• **SET EXERCISE**
Restate the entries word for word, omitting nothing.

-- Start MATERIAL FOR THIS TASK --

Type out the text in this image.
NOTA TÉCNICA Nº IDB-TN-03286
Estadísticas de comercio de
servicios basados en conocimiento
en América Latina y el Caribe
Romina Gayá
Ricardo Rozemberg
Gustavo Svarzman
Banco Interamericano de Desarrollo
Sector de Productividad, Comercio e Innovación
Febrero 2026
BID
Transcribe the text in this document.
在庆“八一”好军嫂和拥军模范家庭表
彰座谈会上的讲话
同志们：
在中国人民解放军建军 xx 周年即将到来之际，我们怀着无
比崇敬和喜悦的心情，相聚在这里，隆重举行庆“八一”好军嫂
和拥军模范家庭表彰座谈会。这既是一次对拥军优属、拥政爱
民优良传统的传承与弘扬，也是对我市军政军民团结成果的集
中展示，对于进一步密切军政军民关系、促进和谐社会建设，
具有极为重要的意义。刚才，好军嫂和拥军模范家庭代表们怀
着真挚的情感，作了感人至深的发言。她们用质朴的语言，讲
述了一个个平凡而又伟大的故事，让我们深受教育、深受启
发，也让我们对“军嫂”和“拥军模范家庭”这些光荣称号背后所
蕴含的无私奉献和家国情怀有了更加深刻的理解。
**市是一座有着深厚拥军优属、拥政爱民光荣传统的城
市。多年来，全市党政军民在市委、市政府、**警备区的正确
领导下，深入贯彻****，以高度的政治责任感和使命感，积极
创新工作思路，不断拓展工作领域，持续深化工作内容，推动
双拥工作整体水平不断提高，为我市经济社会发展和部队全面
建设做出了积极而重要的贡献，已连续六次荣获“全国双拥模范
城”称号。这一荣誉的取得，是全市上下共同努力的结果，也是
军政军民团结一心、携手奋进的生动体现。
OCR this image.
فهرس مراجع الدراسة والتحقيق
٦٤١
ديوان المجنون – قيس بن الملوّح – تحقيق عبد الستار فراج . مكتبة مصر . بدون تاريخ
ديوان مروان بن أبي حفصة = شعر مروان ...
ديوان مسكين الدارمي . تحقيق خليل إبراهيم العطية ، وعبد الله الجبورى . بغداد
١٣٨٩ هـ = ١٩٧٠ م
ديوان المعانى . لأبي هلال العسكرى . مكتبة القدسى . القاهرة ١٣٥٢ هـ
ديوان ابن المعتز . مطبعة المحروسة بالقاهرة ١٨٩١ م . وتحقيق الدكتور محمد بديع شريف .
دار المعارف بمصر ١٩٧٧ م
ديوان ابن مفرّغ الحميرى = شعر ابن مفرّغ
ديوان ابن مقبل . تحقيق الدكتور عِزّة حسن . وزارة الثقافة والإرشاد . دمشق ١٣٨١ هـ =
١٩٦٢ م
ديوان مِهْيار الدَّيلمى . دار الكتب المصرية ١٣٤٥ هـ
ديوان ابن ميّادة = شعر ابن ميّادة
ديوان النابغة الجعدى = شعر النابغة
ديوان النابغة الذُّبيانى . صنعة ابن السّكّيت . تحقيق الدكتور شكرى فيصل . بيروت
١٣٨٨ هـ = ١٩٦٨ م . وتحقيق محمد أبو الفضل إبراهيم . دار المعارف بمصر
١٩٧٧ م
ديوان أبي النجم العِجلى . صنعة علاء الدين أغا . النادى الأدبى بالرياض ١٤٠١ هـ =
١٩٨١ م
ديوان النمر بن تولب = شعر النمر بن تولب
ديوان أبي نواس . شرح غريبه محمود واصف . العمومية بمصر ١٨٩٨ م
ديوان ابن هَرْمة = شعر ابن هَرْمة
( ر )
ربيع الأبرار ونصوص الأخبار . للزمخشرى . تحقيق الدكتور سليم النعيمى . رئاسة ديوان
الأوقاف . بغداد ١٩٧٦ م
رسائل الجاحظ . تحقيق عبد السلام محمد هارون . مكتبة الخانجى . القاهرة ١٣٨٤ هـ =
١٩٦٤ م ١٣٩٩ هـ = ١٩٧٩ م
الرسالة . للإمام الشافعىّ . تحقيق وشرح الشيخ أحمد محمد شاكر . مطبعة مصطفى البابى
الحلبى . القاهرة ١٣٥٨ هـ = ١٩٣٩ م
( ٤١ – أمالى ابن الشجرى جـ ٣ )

-- End MATERIAL FOR THIS TASK --

• **EXERCISE RESPONSE**
Type out the text in this image.
NOTA TÉCNICA Nº IDB-TN-03286
Estadísticas de comercio de
servicios basados en conocimiento
en América Latina y el Caribe
Romina Gayá
Ricardo Rozemberg
Gustavo Svarzman
Banco Interamericano de Desarrollo
Sector de Productividad, Comercio e Innovación
Febrero 2026
BID
Transcribe the text in this document.
在庆“八一”好军嫂和拥军模范家庭表
彰座谈会上的讲话
同志们：
在中国人民解放军建军 xx 周年即将到来之际，我们怀着无
比崇敬和喜悦的心情，相聚在这里，隆重举行庆“八一”好军嫂
和拥军模范家庭表彰座谈会。这既是一次对拥军优属、拥政爱
民优良传统的传承与弘扬，也是对我市军政军民团结成果的集
中展示，对于进一步密切军政军民关系、促进和谐社会建设，
具有极为重要的意义。刚才，好军嫂和拥军模范家庭代表们怀
着真挚的情感，作了感人至深的发言。她们用质朴的语言，讲
述了一个个平凡而又伟大的故事，让我们深受教育、深受启
发，也让我们对“军嫂”和“拥军模范家庭”这些光荣称号背后所
蕴含的无私奉献和家国情怀有了更加深刻的理解。
**市是一座有着深厚拥军优属、拥政爱民光荣传统的城
市。多年来，全市党政军民在市委、市政府、**警备区的正确
领导下，深入贯彻****，以高度的政治责任感和使命感，积极
创新工作思路，不断拓展工作领域，持续深化工作内容，推动
双拥工作整体水平不断提高，为我市经济社会发展和部队全面
建设做出了积极而重要的贡献，已连续六次荣获“全国双拥模范
城”称号。这一荣誉的取得，是全市上下共同努力的结果，也是
军政军民团结一心、携手奋进的生动体现。
OCR this image.
فهرس مراجع الدراسة والتحقيق
٦٤١
ديوان المجنون – قيس بن الملوّح – تحقيق عبد الستار فراج . مكتبة مصر . بدون تاريخ
ديوان مروان بن أبي حفصة = شعر مروان ...
ديوان مسكين الدارمي . تحقيق خليل إبراهيم العطية ، وعبد الله الجبورى . بغداد
١٣٨٩ هـ = ١٩٧٠ م
ديوان المعانى . لأبي هلال العسكرى . مكتبة القدسى . القاهرة ١٣٥٢ هـ
ديوان ابن المعتز . مطبعة المحروسة بالقاهرة ١٨٩١ م . وتحقيق الدكتور محمد بديع شريف .
دار المعارف بمصر ١٩٧٧ م
ديوان ابن مفرّغ الحميرى = شعر ابن مفرّغ
ديوان ابن مقبل . تحقيق الدكتور عِزّة حسن . وزارة الثقافة والإرشاد . دمشق ١٣٨١ هـ =
١٩٦٢ م
ديوان مِهْيار الدَّيلمى . دار الكتب المصرية ١٣٤٥ هـ
ديوان ابن ميّادة = شعر ابن ميّادة
ديوان النابغة الجعدى = شعر النابغة
ديوان النابغة الذُّبيانى . صنعة ابن السّكّيت . تحقيق الدكتور شكرى فيصل . بيروت
١٣٨٨ هـ = ١٩٦٨ م . وتحقيق محمد أبو الفضل إبراهيم . دار المعارف بمصر
١٩٧٧ م
ديوان أبي النجم العِجلى . صنعة علاء الدين أغا . النادى الأدبى بالرياض ١٤٠١ هـ =
١٩٨١ م
ديوان النمر بن تولب = شعر النمر بن تولب
ديوان أبي نواس . شرح غريبه محمود واصف . العمومية بمصر ١٨٩٨ م
ديوان ابن هَرْمة = شعر ابن هَرْمة
( ر )
ربيع الأبرار ونصوص الأخبار . للزمخشرى . تحقيق الدكتور سليم النعيمى . رئاسة ديوان
الأوقاف . بغداد ١٩٧٦ م
رسائل الجاحظ . تحقيق عبد السلام محمد هارون . مكتبة الخانجى . القاهرة ١٣٨٤ هـ =
١٩٦٤ م ١٣٩٩ هـ = ١٩٧٩ م
الرسالة . للإمام الشافعىّ . تحقيق وشرح الشيخ أحمد محمد شاكر . مطبعة مصطفى البابى
الحلبى . القاهرة ١٣٥٨ هـ = ١٩٣٩ م
( ٤١ – أمالى ابن الشجرى جـ ٣ )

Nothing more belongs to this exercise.